- WORK INSTRUCTIONS:
Go through the records underneath and write each one out again exactly.

- STORED RECORDS:
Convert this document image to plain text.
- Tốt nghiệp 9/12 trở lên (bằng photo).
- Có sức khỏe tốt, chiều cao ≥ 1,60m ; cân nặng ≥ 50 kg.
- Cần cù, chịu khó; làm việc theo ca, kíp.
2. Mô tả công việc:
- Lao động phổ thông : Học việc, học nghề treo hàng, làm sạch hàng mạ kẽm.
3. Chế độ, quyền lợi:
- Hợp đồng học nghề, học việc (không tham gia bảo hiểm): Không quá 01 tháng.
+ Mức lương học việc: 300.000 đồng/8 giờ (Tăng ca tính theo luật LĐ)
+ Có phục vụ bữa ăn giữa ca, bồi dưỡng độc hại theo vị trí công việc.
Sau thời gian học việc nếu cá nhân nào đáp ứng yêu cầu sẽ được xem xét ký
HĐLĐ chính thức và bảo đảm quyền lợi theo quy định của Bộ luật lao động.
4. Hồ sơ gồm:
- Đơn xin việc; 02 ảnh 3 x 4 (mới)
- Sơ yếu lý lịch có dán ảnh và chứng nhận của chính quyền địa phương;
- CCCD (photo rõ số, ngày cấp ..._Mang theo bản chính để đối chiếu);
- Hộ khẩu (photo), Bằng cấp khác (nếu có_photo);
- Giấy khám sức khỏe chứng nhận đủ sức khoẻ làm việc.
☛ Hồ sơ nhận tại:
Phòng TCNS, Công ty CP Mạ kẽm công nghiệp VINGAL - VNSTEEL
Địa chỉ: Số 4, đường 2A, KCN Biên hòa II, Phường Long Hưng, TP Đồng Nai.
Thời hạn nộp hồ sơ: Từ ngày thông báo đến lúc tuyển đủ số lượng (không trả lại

- IN RESPONSE:
Convert this document image to plain text.
- Tốt nghiệp 9/12 trở lên (bằng photo).
- Có sức khỏe tốt, chiều cao ≥ 1,60m ; cân nặng ≥ 50 kg.
- Cần cù, chịu khó; làm việc theo ca, kíp.
2. Mô tả công việc:
- Lao động phổ thông : Học việc, học nghề treo hàng, làm sạch hàng mạ kẽm.
3. Chế độ, quyền lợi:
- Hợp đồng học nghề, học việc (không tham gia bảo hiểm): Không quá 01 tháng.
+ Mức lương học việc: 300.000 đồng/8 giờ (Tăng ca tính theo luật LĐ)
+ Có phục vụ bữa ăn giữa ca, bồi dưỡng độc hại theo vị trí công việc.
Sau thời gian học việc nếu cá nhân nào đáp ứng yêu cầu sẽ được xem xét ký
HĐLĐ chính thức và bảo đảm quyền lợi theo quy định của Bộ luật lao động.
4. Hồ sơ gồm:
- Đơn xin việc; 02 ảnh 3 x 4 (mới)
- Sơ yếu lý lịch có dán ảnh và chứng nhận của chính quyền địa phương;
- CCCD (photo rõ số, ngày cấp ..._Mang theo bản chính để đối chiếu);
- Hộ khẩu (photo), Bằng cấp khác (nếu có_photo);
- Giấy khám sức khỏe chứng nhận đủ sức khoẻ làm việc.
☛ Hồ sơ nhận tại:
Phòng TCNS, Công ty CP Mạ kẽm công nghiệp VINGAL - VNSTEEL
Địa chỉ: Số 4, đường 2A, KCN Biên hòa II, Phường Long Hưng, TP Đồng Nai.
Thời hạn nộp hồ sơ: Từ ngày thông báo đến lúc tuyển đủ số lượng (không trả lại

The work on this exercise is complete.